## BEGIN

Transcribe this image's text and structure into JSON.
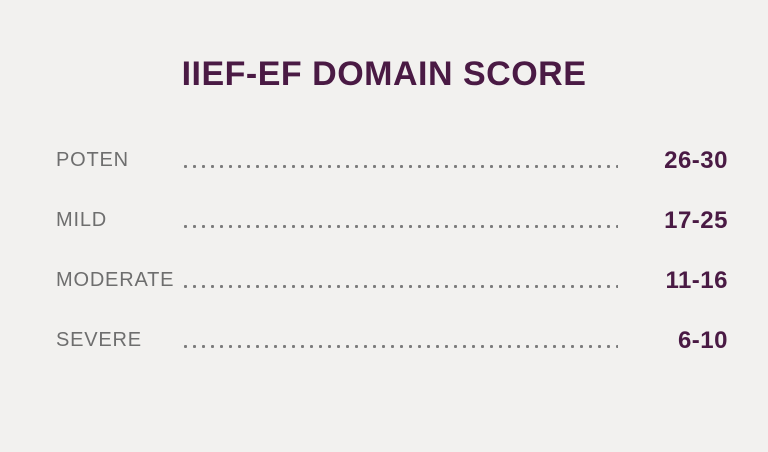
{
  "title": "IIEF-EF DOMAIN SCORE",
  "rows": [
    {
      "label": "POTEN",
      "value": "26-30"
    },
    {
      "label": "MILD",
      "value": "17-25"
    },
    {
      "label": "MODERATE",
      "value": "11-16"
    },
    {
      "label": "SEVERE",
      "value": "6-10"
    }
  ],
  "colors": {
    "background": "#f2f1ef",
    "title": "#4a1a44",
    "value": "#4a1a44",
    "label": "#6e6e6e",
    "dots": "#7c7c7c"
  },
  "chart_data": {
    "type": "table",
    "title": "IIEF-EF DOMAIN SCORE",
    "categories": [
      "POTEN",
      "MILD",
      "MODERATE",
      "SEVERE"
    ],
    "values": [
      "26-30",
      "17-25",
      "11-16",
      "6-10"
    ],
    "ranges": [
      [
        26,
        30
      ],
      [
        17,
        25
      ],
      [
        11,
        16
      ],
      [
        6,
        10
      ]
    ],
    "columns": [
      "severity",
      "score_range"
    ],
    "legend": "none",
    "grid": false
  }
}
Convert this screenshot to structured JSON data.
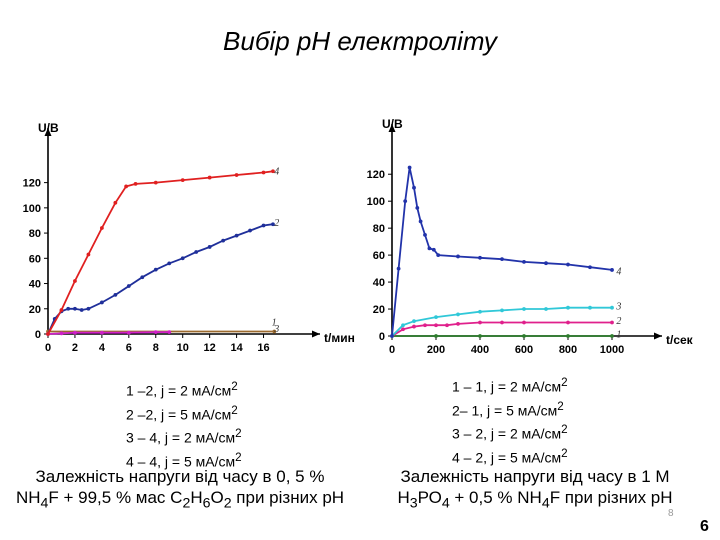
{
  "slide": {
    "title": "Вибір рН електроліту",
    "page_small": "8",
    "page_big": "6"
  },
  "left": {
    "legend_lines": [
      {
        "text": "1 –2, j = 2 мА/см",
        "sup": "2"
      },
      {
        "text": "2 –2, j = 5 мА/см",
        "sup": "2"
      },
      {
        "text": "3 – 4, j = 2 мА/см",
        "sup": "2"
      },
      {
        "text": "4 – 4, j = 5 мА/см",
        "sup": "2"
      }
    ],
    "caption": {
      "line1": "Залежність напруги від часу в 0, 5 %",
      "l2_a": "NH",
      "l2_b": "4",
      "l2_c": "F + 99,5 % мас С",
      "l2_d": "2",
      "l2_e": "Н",
      "l2_f": "6",
      "l2_g": "О",
      "l2_h": "2",
      "l2_i": " при різних рН"
    }
  },
  "right": {
    "legend_lines": [
      {
        "text": "1 – 1, j = 2  мА/см",
        "sup": "2"
      },
      {
        "text": "2– 1, j = 5 мА/см",
        "sup": "2"
      },
      {
        "text": "3 – 2, j = 2 мА/см",
        "sup": "2"
      },
      {
        "text": "4 – 2, j = 5 мА/см",
        "sup": "2"
      }
    ],
    "caption": {
      "line1": "Залежність напруги від часу в 1 М",
      "l2_a": "Н",
      "l2_b": "3",
      "l2_c": "РО",
      "l2_d": "4",
      "l2_e": " + 0,5 % NH",
      "l2_f": "4",
      "l2_g": "F при різних рН"
    }
  },
  "chart_data": [
    {
      "type": "line",
      "title": "",
      "xlabel": "t/мин",
      "ylabel": "U/B",
      "xlim": [
        0,
        17
      ],
      "ylim": [
        0,
        130
      ],
      "xticks": [
        0,
        2,
        4,
        6,
        8,
        10,
        12,
        14,
        16
      ],
      "yticks": [
        0,
        20,
        40,
        60,
        80,
        100,
        120
      ],
      "series": [
        {
          "name": "1",
          "color": "#9b6a2e",
          "x": [
            0,
            16.8
          ],
          "y": [
            2,
            2
          ]
        },
        {
          "name": "2",
          "color": "#1f2f9a",
          "x": [
            0,
            0.5,
            1,
            1.5,
            2,
            2.5,
            3,
            4,
            5,
            6,
            7,
            8,
            9,
            10,
            11,
            12,
            13,
            14,
            15,
            16,
            16.7
          ],
          "y": [
            0,
            12,
            18,
            20,
            20,
            19,
            20,
            25,
            31,
            38,
            45,
            51,
            56,
            60,
            65,
            69,
            74,
            78,
            82,
            86,
            87
          ]
        },
        {
          "name": "3",
          "color": "#d020c8",
          "x": [
            0,
            1,
            2,
            4,
            6,
            8,
            9
          ],
          "y": [
            0,
            0.5,
            1,
            1,
            1,
            1.5,
            1.5
          ]
        },
        {
          "name": "4",
          "color": "#e02020",
          "x": [
            0,
            1,
            2,
            3,
            4,
            5,
            5.8,
            6.5,
            8,
            10,
            12,
            14,
            16,
            16.7
          ],
          "y": [
            0,
            19,
            42,
            63,
            84,
            104,
            117,
            119,
            120,
            122,
            124,
            126,
            128,
            129
          ]
        }
      ],
      "curve_labels": [
        {
          "text": "4",
          "x": 16.8,
          "y": 129
        },
        {
          "text": "2",
          "x": 16.8,
          "y": 88
        },
        {
          "text": "1",
          "x": 16.6,
          "y": 9
        },
        {
          "text": "3",
          "x": 16.8,
          "y": 4
        }
      ]
    },
    {
      "type": "line",
      "title": "",
      "xlabel": "t/сек",
      "ylabel": "U/B",
      "xlim": [
        0,
        1000
      ],
      "ylim": [
        0,
        135
      ],
      "xticks": [
        0,
        200,
        400,
        600,
        800,
        1000
      ],
      "yticks": [
        0,
        20,
        40,
        60,
        80,
        100,
        120
      ],
      "series": [
        {
          "name": "1",
          "color": "#2e7d2e",
          "x": [
            0,
            200,
            400,
            600,
            800,
            1000
          ],
          "y": [
            0,
            0,
            0,
            0,
            0,
            0
          ]
        },
        {
          "name": "2",
          "color": "#e0208c",
          "x": [
            0,
            50,
            100,
            150,
            200,
            250,
            300,
            400,
            500,
            600,
            800,
            1000
          ],
          "y": [
            0,
            5,
            7,
            8,
            8,
            8,
            9,
            10,
            10,
            10,
            10,
            10
          ]
        },
        {
          "name": "3",
          "color": "#30c8d8",
          "x": [
            0,
            50,
            100,
            200,
            300,
            400,
            500,
            600,
            700,
            800,
            900,
            1000
          ],
          "y": [
            0,
            8,
            11,
            14,
            16,
            18,
            19,
            20,
            20,
            21,
            21,
            21
          ]
        },
        {
          "name": "4",
          "color": "#2233aa",
          "x": [
            0,
            30,
            60,
            80,
            100,
            115,
            130,
            150,
            170,
            190,
            210,
            300,
            400,
            500,
            600,
            700,
            800,
            900,
            1000
          ],
          "y": [
            0,
            50,
            100,
            125,
            110,
            95,
            85,
            75,
            65,
            64,
            60,
            59,
            58,
            57,
            55,
            54,
            53,
            51,
            49
          ]
        }
      ],
      "curve_labels": [
        {
          "text": "4",
          "x": 1020,
          "y": 48
        },
        {
          "text": "3",
          "x": 1020,
          "y": 22
        },
        {
          "text": "2",
          "x": 1020,
          "y": 11
        },
        {
          "text": "1",
          "x": 1020,
          "y": 1
        }
      ]
    }
  ]
}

## END

**Instruction:**
Reproduce the full listing faithfully, but do not carry over any pictures.

**Solution to the problem:**
Transcribe this image's text and structure into JSON.
{
  "title": "IIEF-EF DOMAIN SCORE",
  "rows": [
    {
      "label": "POTEN",
      "value": "26-30"
    },
    {
      "label": "MILD",
      "value": "17-25"
    },
    {
      "label": "MODERATE",
      "value": "11-16"
    },
    {
      "label": "SEVERE",
      "value": "6-10"
    }
  ],
  "colors": {
    "background": "#f2f1ef",
    "title": "#4a1a44",
    "value": "#4a1a44",
    "label": "#6e6e6e",
    "dots": "#7c7c7c"
  },
  "chart_data": {
    "type": "table",
    "title": "IIEF-EF DOMAIN SCORE",
    "categories": [
      "POTEN",
      "MILD",
      "MODERATE",
      "SEVERE"
    ],
    "values": [
      "26-30",
      "17-25",
      "11-16",
      "6-10"
    ],
    "ranges": [
      [
        26,
        30
      ],
      [
        17,
        25
      ],
      [
        11,
        16
      ],
      [
        6,
        10
      ]
    ],
    "columns": [
      "severity",
      "score_range"
    ],
    "legend": "none",
    "grid": false
  }
}
Convert this screenshot to structured JSON data.
{
  "slide": {
    "title": "Вибір рН електроліту",
    "page_small": "8",
    "page_big": "6"
  },
  "left": {
    "legend_lines": [
      {
        "text": "1 –2, j = 2 мА/см",
        "sup": "2"
      },
      {
        "text": "2 –2, j = 5 мА/см",
        "sup": "2"
      },
      {
        "text": "3 – 4, j = 2 мА/см",
        "sup": "2"
      },
      {
        "text": "4 – 4, j = 5 мА/см",
        "sup": "2"
      }
    ],
    "caption": {
      "line1": "Залежність напруги від часу в 0, 5 %",
      "l2_a": "NH",
      "l2_b": "4",
      "l2_c": "F + 99,5 % мас С",
      "l2_d": "2",
      "l2_e": "Н",
      "l2_f": "6",
      "l2_g": "О",
      "l2_h": "2",
      "l2_i": " при різних рН"
    }
  },
  "right": {
    "legend_lines": [
      {
        "text": "1 – 1, j = 2  мА/см",
        "sup": "2"
      },
      {
        "text": "2– 1, j = 5 мА/см",
        "sup": "2"
      },
      {
        "text": "3 – 2, j = 2 мА/см",
        "sup": "2"
      },
      {
        "text": "4 – 2, j = 5 мА/см",
        "sup": "2"
      }
    ],
    "caption": {
      "line1": "Залежність напруги від часу в 1 М",
      "l2_a": "Н",
      "l2_b": "3",
      "l2_c": "РО",
      "l2_d": "4",
      "l2_e": " + 0,5 % NH",
      "l2_f": "4",
      "l2_g": "F при різних рН"
    }
  },
  "chart_data": [
    {
      "type": "line",
      "title": "",
      "xlabel": "t/мин",
      "ylabel": "U/B",
      "xlim": [
        0,
        17
      ],
      "ylim": [
        0,
        130
      ],
      "xticks": [
        0,
        2,
        4,
        6,
        8,
        10,
        12,
        14,
        16
      ],
      "yticks": [
        0,
        20,
        40,
        60,
        80,
        100,
        120
      ],
      "series": [
        {
          "name": "1",
          "color": "#9b6a2e",
          "x": [
            0,
            16.8
          ],
          "y": [
            2,
            2
          ]
        },
        {
          "name": "2",
          "color": "#1f2f9a",
          "x": [
            0,
            0.5,
            1,
            1.5,
            2,
            2.5,
            3,
            4,
            5,
            6,
            7,
            8,
            9,
            10,
            11,
            12,
            13,
            14,
            15,
            16,
            16.7
          ],
          "y": [
            0,
            12,
            18,
            20,
            20,
            19,
            20,
            25,
            31,
            38,
            45,
            51,
            56,
            60,
            65,
            69,
            74,
            78,
            82,
            86,
            87
          ]
        },
        {
          "name": "3",
          "color": "#d020c8",
          "x": [
            0,
            1,
            2,
            4,
            6,
            8,
            9
          ],
          "y": [
            0,
            0.5,
            1,
            1,
            1,
            1.5,
            1.5
          ]
        },
        {
          "name": "4",
          "color": "#e02020",
          "x": [
            0,
            1,
            2,
            3,
            4,
            5,
            5.8,
            6.5,
            8,
            10,
            12,
            14,
            16,
            16.7
          ],
          "y": [
            0,
            19,
            42,
            63,
            84,
            104,
            117,
            119,
            120,
            122,
            124,
            126,
            128,
            129
          ]
        }
      ],
      "curve_labels": [
        {
          "text": "4",
          "x": 16.8,
          "y": 129
        },
        {
          "text": "2",
          "x": 16.8,
          "y": 88
        },
        {
          "text": "1",
          "x": 16.6,
          "y": 9
        },
        {
          "text": "3",
          "x": 16.8,
          "y": 4
        }
      ]
    },
    {
      "type": "line",
      "title": "",
      "xlabel": "t/сек",
      "ylabel": "U/B",
      "xlim": [
        0,
        1000
      ],
      "ylim": [
        0,
        135
      ],
      "xticks": [
        0,
        200,
        400,
        600,
        800,
        1000
      ],
      "yticks": [
        0,
        20,
        40,
        60,
        80,
        100,
        120
      ],
      "series": [
        {
          "name": "1",
          "color": "#2e7d2e",
          "x": [
            0,
            200,
            400,
            600,
            800,
            1000
          ],
          "y": [
            0,
            0,
            0,
            0,
            0,
            0
          ]
        },
        {
          "name": "2",
          "color": "#e0208c",
          "x": [
            0,
            50,
            100,
            150,
            200,
            250,
            300,
            400,
            500,
            600,
            800,
            1000
          ],
          "y": [
            0,
            5,
            7,
            8,
            8,
            8,
            9,
            10,
            10,
            10,
            10,
            10
          ]
        },
        {
          "name": "3",
          "color": "#30c8d8",
          "x": [
            0,
            50,
            100,
            200,
            300,
            400,
            500,
            600,
            700,
            800,
            900,
            1000
          ],
          "y": [
            0,
            8,
            11,
            14,
            16,
            18,
            19,
            20,
            20,
            21,
            21,
            21
          ]
        },
        {
          "name": "4",
          "color": "#2233aa",
          "x": [
            0,
            30,
            60,
            80,
            100,
            115,
            130,
            150,
            170,
            190,
            210,
            300,
            400,
            500,
            600,
            700,
            800,
            900,
            1000
          ],
          "y": [
            0,
            50,
            100,
            125,
            110,
            95,
            85,
            75,
            65,
            64,
            60,
            59,
            58,
            57,
            55,
            54,
            53,
            51,
            49
          ]
        }
      ],
      "curve_labels": [
        {
          "text": "4",
          "x": 1020,
          "y": 48
        },
        {
          "text": "3",
          "x": 1020,
          "y": 22
        },
        {
          "text": "2",
          "x": 1020,
          "y": 11
        },
        {
          "text": "1",
          "x": 1020,
          "y": 1
        }
      ]
    }
  ]
}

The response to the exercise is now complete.